(Data records)
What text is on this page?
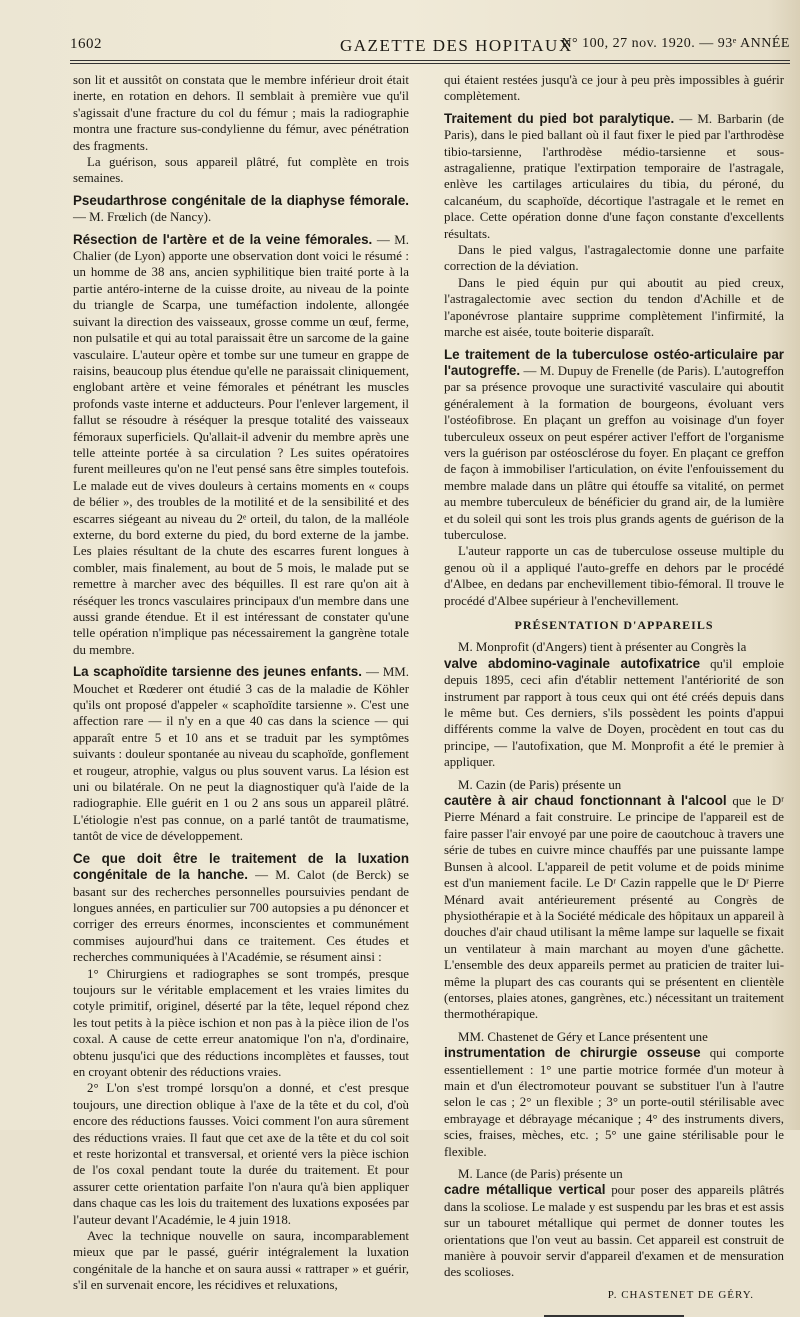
1602	GAZETTE DES HOPITAUX
N° 100, 27 nov. 1920. — 93ᵉ ANNÉE

son lit et aussitôt on constata que le membre inférieur droit était inerte, en rotation en dehors. Il semblait à première vue qu'il s'agissait d'une fracture du col du fémur ; mais la radiographie montra une fracture sus-condylienne du fémur, avec pénétration des fragments.

La guérison, sous appareil plâtré, fut complète en trois semaines.

Pseudarthrose congénitale de la diaphyse fémorale. — M. Frœlich (de Nancy).

Résection de l'artère et de la veine fémorales. — M. Chalier (de Lyon) apporte une observation dont voici le résumé : un homme de 38 ans, ancien syphilitique bien traité porte à la partie antéro-interne de la cuisse droite, au niveau de la pointe du triangle de Scarpa, une tuméfaction indolente, allongée suivant la direction des vaisseaux, grosse comme un œuf, ferme, non pulsatile et qui au total paraissait être un sarcome de la gaine vasculaire. L'auteur opère et tombe sur une tumeur en grappe de raisins, beaucoup plus étendue qu'elle ne paraissait cliniquement, englobant artère et veine fémorales et pénétrant les muscles profonds vaste interne et adducteurs. Pour l'enlever largement, il fallut se résoudre à réséquer la presque totalité des vaisseaux fémoraux superficiels. Qu'allait-il advenir du membre après une telle atteinte portée à sa circulation ? Les suites opératoires furent meilleures qu'on ne l'eut pensé sans être simples toutefois. Le malade eut de vives douleurs à certains moments en « coups de bélier », des troubles de la motilité et de la sensibilité et des escarres siégeant au niveau du 2ᵉ orteil, du talon, de la malléole externe, du bord externe du pied, du bord externe de la jambe. Les plaies résultant de la chute des escarres furent longues à combler, mais finalement, au bout de 5 mois, le malade put se remettre à marcher avec des béquilles. Il est rare qu'on ait à réséquer les troncs vasculaires principaux d'un membre dans une aussi grande étendue. Et il est intéressant de constater qu'une telle opération n'implique pas nécessairement la gangrène totale du membre.

La scaphoïdite tarsienne des jeunes enfants. — MM. Mouchet et Rœderer ont étudié 3 cas de la maladie de Köhler qu'ils ont proposé d'appeler « scaphoïdite tarsienne ». C'est une affection rare — il n'y en a que 40 cas dans la science — qui apparaît entre 5 et 10 ans et se traduit par les symptômes suivants : douleur spontanée au niveau du scaphoïde, gonflement et rougeur, atrophie, valgus ou plus souvent varus. La lésion est uni ou bilatérale. On ne peut la diagnostiquer qu'à l'aide de la radiographie. Elle guérit en 1 ou 2 ans sous un appareil plâtré. L'étiologie n'est pas connue, on a parlé tantôt de traumatisme, tantôt de vice de développement.

Ce que doit être le traitement de la luxation congénitale de la hanche. — M. Calot (de Berck) se basant sur des recherches personnelles poursuivies pendant de longues années, en particulier sur 700 autopsies a pu dénoncer et corriger des erreurs énormes, inconscientes et communément commises aujourd'hui dans ce traitement. Ces études et recherches communiquées à l'Académie, se résument ainsi :

1° Chirurgiens et radiographes se sont trompés, presque toujours sur le véritable emplacement et les vraies limites du cotyle primitif, originel, déserté par la tête, lequel répond chez les tout petits à la pièce ischion et non pas à la pièce ilion de l'os coxal. A cause de cette erreur anatomique l'on n'a, d'ordinaire, obtenu jusqu'ici que des réductions incomplètes et fausses, tout en croyant obtenir des réductions vraies.

2° L'on s'est trompé lorsqu'on a donné, et c'est presque toujours, une direction oblique à l'axe de la tête et du col, d'où encore des réductions fausses. Voici comment l'on aura sûrement des réductions vraies. Il faut que cet axe de la tête et du col soit et reste horizontal et transversal, et orienté vers la pièce ischion de l'os coxal pendant toute la durée du traitement. Et pour assurer cette orientation parfaite l'on n'aura qu'à bien appliquer dans chaque cas les lois du traitement des luxations exposées par l'auteur devant l'Académie, le 4 juin 1918.

Avec la technique nouvelle on saura, incomparablement mieux que par le passé, guérir intégralement la luxation congénitale de la hanche et on saura aussi « rattraper » et guérir, s'il en survenait encore, les récidives et reluxations,

qui étaient restées jusqu'à ce jour à peu près impossibles à guérir complètement.

Traitement du pied bot paralytique. — M. Barbarin (de Paris), dans le pied ballant où il faut fixer le pied par l'arthrodèse tibio-tarsienne, l'arthrodèse médio-tarsienne et sous-astragalienne, pratique l'extirpation temporaire de l'astragale, enlève les cartilages articulaires du tibia, du péroné, du calcanéum, du scaphoïde, décortique l'astragale et le remet en place. Cette opération donne d'une façon constante d'excellents résultats.

Dans le pied valgus, l'astragalectomie donne une parfaite correction de la déviation.

Dans le pied équin pur qui aboutit au pied creux, l'astragalectomie avec section du tendon d'Achille et de l'aponévrose plantaire supprime complètement l'infirmité, la marche est aisée, toute boiterie disparaît.

Le traitement de la tuberculose ostéo-articulaire par l'autogreffe. — M. Dupuy de Frenelle (de Paris). L'autogreffon par sa présence provoque une suractivité vasculaire qui aboutit généralement à la formation de bourgeons, évoluant vers l'ostéofibrose. En plaçant un greffon au voisinage d'un foyer tuberculeux osseux on peut espérer activer l'effort de l'organisme vers la guérison par ostéosclérose du foyer. En plaçant ce greffon de façon à immobiliser l'articulation, on évite l'enfouissement du membre malade dans un plâtre qui étouffe sa vitalité, on permet au membre tuberculeux de bénéficier du grand air, de la lumière et du soleil qui sont les trois plus grands agents de guérison de la tuberculose.

L'auteur rapporte un cas de tuberculose osseuse multiple du genou où il a appliqué l'auto-greffe en dehors par le procédé d'Albee, en dedans par enchevillement tibio-fémoral. Il trouve le procédé d'Albee supérieur à l'enchevillement.

PRÉSENTATION D'APPAREILS

M. Monprofit (d'Angers) tient à présenter au Congrès la

valve abdomino-vaginale autofixatrice qu'il emploie depuis 1895, ceci afin d'établir nettement l'antériorité de son instrument par rapport à tous ceux qui ont été créés depuis dans le même but. Ces derniers, s'ils possèdent les points d'appui différents comme la valve de Doyen, procèdent en tout cas du principe, — l'autofixation, que M. Monprofit a été le premier à appliquer.

M. Cazin (de Paris) présente un

cautère à air chaud fonctionnant à l'alcool que le Dʳ Pierre Ménard a fait construire. Le principe de l'appareil est de faire passer l'air envoyé par une poire de caoutchouc à travers une série de tubes en cuivre mince chauffés par une puissante lampe Bunsen à alcool. L'appareil de petit volume et de poids minime est d'un maniement facile. Le Dʳ Cazin rappelle que le Dʳ Pierre Ménard avait antérieurement présenté au Congrès de physiothérapie et à la Société médicale des hôpitaux un appareil à douches d'air chaud utilisant la même lampe sur laquelle se fixait un ventilateur à main marchant au moyen d'une gâchette. L'ensemble des deux appareils permet au praticien de traiter lui-même la plupart des cas courants qui se présentent en clientèle (entorses, plaies atones, gangrènes, etc.) nécessitant un traitement thermothérapique.

MM. Chastenet de Géry et Lance présentent une

instrumentation de chirurgie osseuse qui comporte essentiellement : 1° une partie motrice formée d'un moteur à main et d'un électromoteur pouvant se substituer l'un à l'autre selon le cas ; 2° un flexible ; 3° un porte-outil stérilisable avec embrayage et débrayage mécanique ; 4° des instruments divers, scies, fraises, mèches, etc. ; 5° une gaine stérilisable pour le flexible.

M. Lance (de Paris) présente un

cadre métallique vertical pour poser des appareils plâtrés dans la scoliose. Le malade y est suspendu par les bras et est assis sur un tabouret métallique qui permet de donner toutes les orientations que l'on veut au bassin. Cet appareil est construit de manière à pouvoir servir d'appareil d'examen et de mensuration des scolioses.

P. CHASTENET DE GÉRY.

**Objective:** Output the data exactly. Pictures don't belong in the result.

**Written response:**
What text is on this page?
1602	GAZETTE DES HOPITAUX
N° 100, 27 nov. 1920. — 93ᵉ ANNÉE

son lit et aussitôt on constata que le membre inférieur droit était inerte, en rotation en dehors. Il semblait à première vue qu'il s'agissait d'une fracture du col du fémur ; mais la radiographie montra une fracture sus-condylienne du fémur, avec pénétration des fragments.

La guérison, sous appareil plâtré, fut complète en trois semaines.

Pseudarthrose congénitale de la diaphyse fémorale. — M. Frœlich (de Nancy).

Résection de l'artère et de la veine fémorales. — M. Chalier (de Lyon) apporte une observation dont voici le résumé : un homme de 38 ans, ancien syphilitique bien traité porte à la partie antéro-interne de la cuisse droite, au niveau de la pointe du triangle de Scarpa, une tuméfaction indolente, allongée suivant la direction des vaisseaux, grosse comme un œuf, ferme, non pulsatile et qui au total paraissait être un sarcome de la gaine vasculaire. L'auteur opère et tombe sur une tumeur en grappe de raisins, beaucoup plus étendue qu'elle ne paraissait cliniquement, englobant artère et veine fémorales et pénétrant les muscles profonds vaste interne et adducteurs. Pour l'enlever largement, il fallut se résoudre à réséquer la presque totalité des vaisseaux fémoraux superficiels. Qu'allait-il advenir du membre après une telle atteinte portée à sa circulation ? Les suites opératoires furent meilleures qu'on ne l'eut pensé sans être simples toutefois. Le malade eut de vives douleurs à certains moments en « coups de bélier », des troubles de la motilité et de la sensibilité et des escarres siégeant au niveau du 2ᵉ orteil, du talon, de la malléole externe, du bord externe du pied, du bord externe de la jambe. Les plaies résultant de la chute des escarres furent longues à combler, mais finalement, au bout de 5 mois, le malade put se remettre à marcher avec des béquilles. Il est rare qu'on ait à réséquer les troncs vasculaires principaux d'un membre dans une aussi grande étendue. Et il est intéressant de constater qu'une telle opération n'implique pas nécessairement la gangrène totale du membre.

La scaphoïdite tarsienne des jeunes enfants. — MM. Mouchet et Rœderer ont étudié 3 cas de la maladie de Köhler qu'ils ont proposé d'appeler « scaphoïdite tarsienne ». C'est une affection rare — il n'y en a que 40 cas dans la science — qui apparaît entre 5 et 10 ans et se traduit par les symptômes suivants : douleur spontanée au niveau du scaphoïde, gonflement et rougeur, atrophie, valgus ou plus souvent varus. La lésion est uni ou bilatérale. On ne peut la diagnostiquer qu'à l'aide de la radiographie. Elle guérit en 1 ou 2 ans sous un appareil plâtré. L'étiologie n'est pas connue, on a parlé tantôt de traumatisme, tantôt de vice de développement.

Ce que doit être le traitement de la luxation congénitale de la hanche. — M. Calot (de Berck) se basant sur des recherches personnelles poursuivies pendant de longues années, en particulier sur 700 autopsies a pu dénoncer et corriger des erreurs énormes, inconscientes et communément commises aujourd'hui dans ce traitement. Ces études et recherches communiquées à l'Académie, se résument ainsi :

1° Chirurgiens et radiographes se sont trompés, presque toujours sur le véritable emplacement et les vraies limites du cotyle primitif, originel, déserté par la tête, lequel répond chez les tout petits à la pièce ischion et non pas à la pièce ilion de l'os coxal. A cause de cette erreur anatomique l'on n'a, d'ordinaire, obtenu jusqu'ici que des réductions incomplètes et fausses, tout en croyant obtenir des réductions vraies.

2° L'on s'est trompé lorsqu'on a donné, et c'est presque toujours, une direction oblique à l'axe de la tête et du col, d'où encore des réductions fausses. Voici comment l'on aura sûrement des réductions vraies. Il faut que cet axe de la tête et du col soit et reste horizontal et transversal, et orienté vers la pièce ischion de l'os coxal pendant toute la durée du traitement. Et pour assurer cette orientation parfaite l'on n'aura qu'à bien appliquer dans chaque cas les lois du traitement des luxations exposées par l'auteur devant l'Académie, le 4 juin 1918.

Avec la technique nouvelle on saura, incomparablement mieux que par le passé, guérir intégralement la luxation congénitale de la hanche et on saura aussi « rattraper » et guérir, s'il en survenait encore, les récidives et reluxations,

qui étaient restées jusqu'à ce jour à peu près impossibles à guérir complètement.

Traitement du pied bot paralytique. — M. Barbarin (de Paris), dans le pied ballant où il faut fixer le pied par l'arthrodèse tibio-tarsienne, l'arthrodèse médio-tarsienne et sous-astragalienne, pratique l'extirpation temporaire de l'astragale, enlève les cartilages articulaires du tibia, du péroné, du calcanéum, du scaphoïde, décortique l'astragale et le remet en place. Cette opération donne d'une façon constante d'excellents résultats.

Dans le pied valgus, l'astragalectomie donne une parfaite correction de la déviation.

Dans le pied équin pur qui aboutit au pied creux, l'astragalectomie avec section du tendon d'Achille et de l'aponévrose plantaire supprime complètement l'infirmité, la marche est aisée, toute boiterie disparaît.

Le traitement de la tuberculose ostéo-articulaire par l'autogreffe. — M. Dupuy de Frenelle (de Paris). L'autogreffon par sa présence provoque une suractivité vasculaire qui aboutit généralement à la formation de bourgeons, évoluant vers l'ostéofibrose. En plaçant un greffon au voisinage d'un foyer tuberculeux osseux on peut espérer activer l'effort de l'organisme vers la guérison par ostéosclérose du foyer. En plaçant ce greffon de façon à immobiliser l'articulation, on évite l'enfouissement du membre malade dans un plâtre qui étouffe sa vitalité, on permet au membre tuberculeux de bénéficier du grand air, de la lumière et du soleil qui sont les trois plus grands agents de guérison de la tuberculose.

L'auteur rapporte un cas de tuberculose osseuse multiple du genou où il a appliqué l'auto-greffe en dehors par le procédé d'Albee, en dedans par enchevillement tibio-fémoral. Il trouve le procédé d'Albee supérieur à l'enchevillement.

PRÉSENTATION D'APPAREILS

M. Monprofit (d'Angers) tient à présenter au Congrès la

valve abdomino-vaginale autofixatrice qu'il emploie depuis 1895, ceci afin d'établir nettement l'antériorité de son instrument par rapport à tous ceux qui ont été créés depuis dans le même but. Ces derniers, s'ils possèdent les points d'appui différents comme la valve de Doyen, procèdent en tout cas du principe, — l'autofixation, que M. Monprofit a été le premier à appliquer.

M. Cazin (de Paris) présente un

cautère à air chaud fonctionnant à l'alcool que le Dʳ Pierre Ménard a fait construire. Le principe de l'appareil est de faire passer l'air envoyé par une poire de caoutchouc à travers une série de tubes en cuivre mince chauffés par une puissante lampe Bunsen à alcool. L'appareil de petit volume et de poids minime est d'un maniement facile. Le Dʳ Cazin rappelle que le Dʳ Pierre Ménard avait antérieurement présenté au Congrès de physiothérapie et à la Société médicale des hôpitaux un appareil à douches d'air chaud utilisant la même lampe sur laquelle se fixait un ventilateur à main marchant au moyen d'une gâchette. L'ensemble des deux appareils permet au praticien de traiter lui-même la plupart des cas courants qui se présentent en clientèle (entorses, plaies atones, gangrènes, etc.) nécessitant un traitement thermothérapique.

MM. Chastenet de Géry et Lance présentent une

instrumentation de chirurgie osseuse qui comporte essentiellement : 1° une partie motrice formée d'un moteur à main et d'un électromoteur pouvant se substituer l'un à l'autre selon le cas ; 2° un flexible ; 3° un porte-outil stérilisable avec embrayage et débrayage mécanique ; 4° des instruments divers, scies, fraises, mèches, etc. ; 5° une gaine stérilisable pour le flexible.

M. Lance (de Paris) présente un

cadre métallique vertical pour poser des appareils plâtrés dans la scoliose. Le malade y est suspendu par les bras et est assis sur un tabouret métallique qui permet de donner toutes les orientations que l'on veut au bassin. Cet appareil est construit de manière à pouvoir servir d'appareil d'examen et de mensuration des scolioses.

P. CHASTENET DE GÉRY.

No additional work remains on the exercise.